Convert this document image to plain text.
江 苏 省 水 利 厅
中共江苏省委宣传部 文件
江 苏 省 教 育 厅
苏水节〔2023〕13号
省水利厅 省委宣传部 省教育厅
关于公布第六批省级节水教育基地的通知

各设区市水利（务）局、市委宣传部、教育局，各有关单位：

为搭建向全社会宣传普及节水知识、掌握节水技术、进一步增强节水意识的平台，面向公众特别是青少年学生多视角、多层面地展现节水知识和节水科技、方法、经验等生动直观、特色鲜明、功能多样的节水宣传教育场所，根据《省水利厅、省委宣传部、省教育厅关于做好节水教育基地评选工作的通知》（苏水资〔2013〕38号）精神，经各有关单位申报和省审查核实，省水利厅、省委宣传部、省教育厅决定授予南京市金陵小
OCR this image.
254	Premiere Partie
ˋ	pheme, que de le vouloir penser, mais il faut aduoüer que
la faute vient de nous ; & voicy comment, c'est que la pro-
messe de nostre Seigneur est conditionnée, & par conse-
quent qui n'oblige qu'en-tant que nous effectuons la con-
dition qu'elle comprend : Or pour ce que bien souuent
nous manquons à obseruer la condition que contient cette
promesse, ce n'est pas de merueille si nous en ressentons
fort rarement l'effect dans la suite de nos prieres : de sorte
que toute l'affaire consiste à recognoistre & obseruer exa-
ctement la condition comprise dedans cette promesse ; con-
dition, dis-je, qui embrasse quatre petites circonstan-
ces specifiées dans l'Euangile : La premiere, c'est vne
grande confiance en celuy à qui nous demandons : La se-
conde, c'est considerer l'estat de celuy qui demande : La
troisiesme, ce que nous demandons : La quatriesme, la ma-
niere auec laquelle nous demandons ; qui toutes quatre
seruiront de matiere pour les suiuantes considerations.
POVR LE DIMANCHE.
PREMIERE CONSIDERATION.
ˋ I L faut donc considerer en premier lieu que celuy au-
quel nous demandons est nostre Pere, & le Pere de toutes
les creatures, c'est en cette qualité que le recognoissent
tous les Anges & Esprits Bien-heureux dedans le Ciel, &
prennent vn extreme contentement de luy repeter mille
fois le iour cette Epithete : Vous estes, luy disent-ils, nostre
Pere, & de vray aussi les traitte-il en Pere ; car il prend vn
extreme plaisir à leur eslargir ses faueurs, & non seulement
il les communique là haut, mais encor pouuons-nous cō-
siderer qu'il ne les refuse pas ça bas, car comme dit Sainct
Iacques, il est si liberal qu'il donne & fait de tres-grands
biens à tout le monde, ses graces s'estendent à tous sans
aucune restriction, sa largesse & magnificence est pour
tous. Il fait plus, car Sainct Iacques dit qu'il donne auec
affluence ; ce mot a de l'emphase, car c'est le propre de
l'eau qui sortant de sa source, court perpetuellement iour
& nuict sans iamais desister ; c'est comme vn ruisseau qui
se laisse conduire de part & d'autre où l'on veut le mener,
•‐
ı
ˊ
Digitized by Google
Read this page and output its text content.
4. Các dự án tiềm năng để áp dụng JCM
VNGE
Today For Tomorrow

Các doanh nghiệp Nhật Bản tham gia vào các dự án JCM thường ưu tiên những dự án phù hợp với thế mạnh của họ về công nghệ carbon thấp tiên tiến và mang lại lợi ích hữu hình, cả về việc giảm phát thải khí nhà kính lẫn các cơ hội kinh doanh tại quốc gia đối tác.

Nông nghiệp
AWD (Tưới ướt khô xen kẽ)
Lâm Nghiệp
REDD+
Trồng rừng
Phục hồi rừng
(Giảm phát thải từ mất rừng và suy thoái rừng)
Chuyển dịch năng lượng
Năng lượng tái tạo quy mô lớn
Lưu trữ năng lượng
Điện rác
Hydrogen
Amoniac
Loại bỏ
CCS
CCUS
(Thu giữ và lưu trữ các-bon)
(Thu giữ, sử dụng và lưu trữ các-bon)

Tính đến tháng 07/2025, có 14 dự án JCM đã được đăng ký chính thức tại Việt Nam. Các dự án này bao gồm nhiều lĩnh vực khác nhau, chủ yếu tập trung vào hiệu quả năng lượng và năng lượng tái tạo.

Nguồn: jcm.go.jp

→ **INSTRUCTIONS FOR THE TASK**:
Extract, word for word, each line of the listing above.

→ **EXERCISE ANSWER**:
Convert this document image to plain text.
江 苏 省 水 利 厅
中共江苏省委宣传部 文件
江 苏 省 教 育 厅
苏水节〔2023〕13号
省水利厅 省委宣传部 省教育厅
关于公布第六批省级节水教育基地的通知

各设区市水利（务）局、市委宣传部、教育局，各有关单位：

为搭建向全社会宣传普及节水知识、掌握节水技术、进一步增强节水意识的平台，面向公众特别是青少年学生多视角、多层面地展现节水知识和节水科技、方法、经验等生动直观、特色鲜明、功能多样的节水宣传教育场所，根据《省水利厅、省委宣传部、省教育厅关于做好节水教育基地评选工作的通知》（苏水资〔2013〕38号）精神，经各有关单位申报和省审查核实，省水利厅、省委宣传部、省教育厅决定授予南京市金陵小
OCR this image.
254	Premiere Partie
ˋ	pheme, que de le vouloir penser, mais il faut aduoüer que
la faute vient de nous ; & voicy comment, c'est que la pro-
messe de nostre Seigneur est conditionnée, & par conse-
quent qui n'oblige qu'en-tant que nous effectuons la con-
dition qu'elle comprend : Or pour ce que bien souuent
nous manquons à obseruer la condition que contient cette
promesse, ce n'est pas de merueille si nous en ressentons
fort rarement l'effect dans la suite de nos prieres : de sorte
que toute l'affaire consiste à recognoistre & obseruer exa-
ctement la condition comprise dedans cette promesse ; con-
dition, dis-je, qui embrasse quatre petites circonstan-
ces specifiées dans l'Euangile : La premiere, c'est vne
grande confiance en celuy à qui nous demandons : La se-
conde, c'est considerer l'estat de celuy qui demande : La
troisiesme, ce que nous demandons : La quatriesme, la ma-
niere auec laquelle nous demandons ; qui toutes quatre
seruiront de matiere pour les suiuantes considerations.
POVR LE DIMANCHE.
PREMIERE CONSIDERATION.
ˋ I L faut donc considerer en premier lieu que celuy au-
quel nous demandons est nostre Pere, & le Pere de toutes
les creatures, c'est en cette qualité que le recognoissent
tous les Anges & Esprits Bien-heureux dedans le Ciel, &
prennent vn extreme contentement de luy repeter mille
fois le iour cette Epithete : Vous estes, luy disent-ils, nostre
Pere, & de vray aussi les traitte-il en Pere ; car il prend vn
extreme plaisir à leur eslargir ses faueurs, & non seulement
il les communique là haut, mais encor pouuons-nous cō-
siderer qu'il ne les refuse pas ça bas, car comme dit Sainct
Iacques, il est si liberal qu'il donne & fait de tres-grands
biens à tout le monde, ses graces s'estendent à tous sans
aucune restriction, sa largesse & magnificence est pour
tous. Il fait plus, car Sainct Iacques dit qu'il donne auec
affluence ; ce mot a de l'emphase, car c'est le propre de
l'eau qui sortant de sa source, court perpetuellement iour
& nuict sans iamais desister ; c'est comme vn ruisseau qui
se laisse conduire de part & d'autre où l'on veut le mener,
•‐
ı
ˊ
Digitized by Google
Read this page and output its text content.
4. Các dự án tiềm năng để áp dụng JCM
VNGE
Today For Tomorrow

Các doanh nghiệp Nhật Bản tham gia vào các dự án JCM thường ưu tiên những dự án phù hợp với thế mạnh của họ về công nghệ carbon thấp tiên tiến và mang lại lợi ích hữu hình, cả về việc giảm phát thải khí nhà kính lẫn các cơ hội kinh doanh tại quốc gia đối tác.

Nông nghiệp
AWD (Tưới ướt khô xen kẽ)
Lâm Nghiệp
REDD+
Trồng rừng
Phục hồi rừng
(Giảm phát thải từ mất rừng và suy thoái rừng)
Chuyển dịch năng lượng
Năng lượng tái tạo quy mô lớn
Lưu trữ năng lượng
Điện rác
Hydrogen
Amoniac
Loại bỏ
CCS
CCUS
(Thu giữ và lưu trữ các-bon)
(Thu giữ, sử dụng và lưu trữ các-bon)

Tính đến tháng 07/2025, có 14 dự án JCM đã được đăng ký chính thức tại Việt Nam. Các dự án này bao gồm nhiều lĩnh vực khác nhau, chủ yếu tập trung vào hiệu quả năng lượng và năng lượng tái tạo.

Nguồn: jcm.go.jp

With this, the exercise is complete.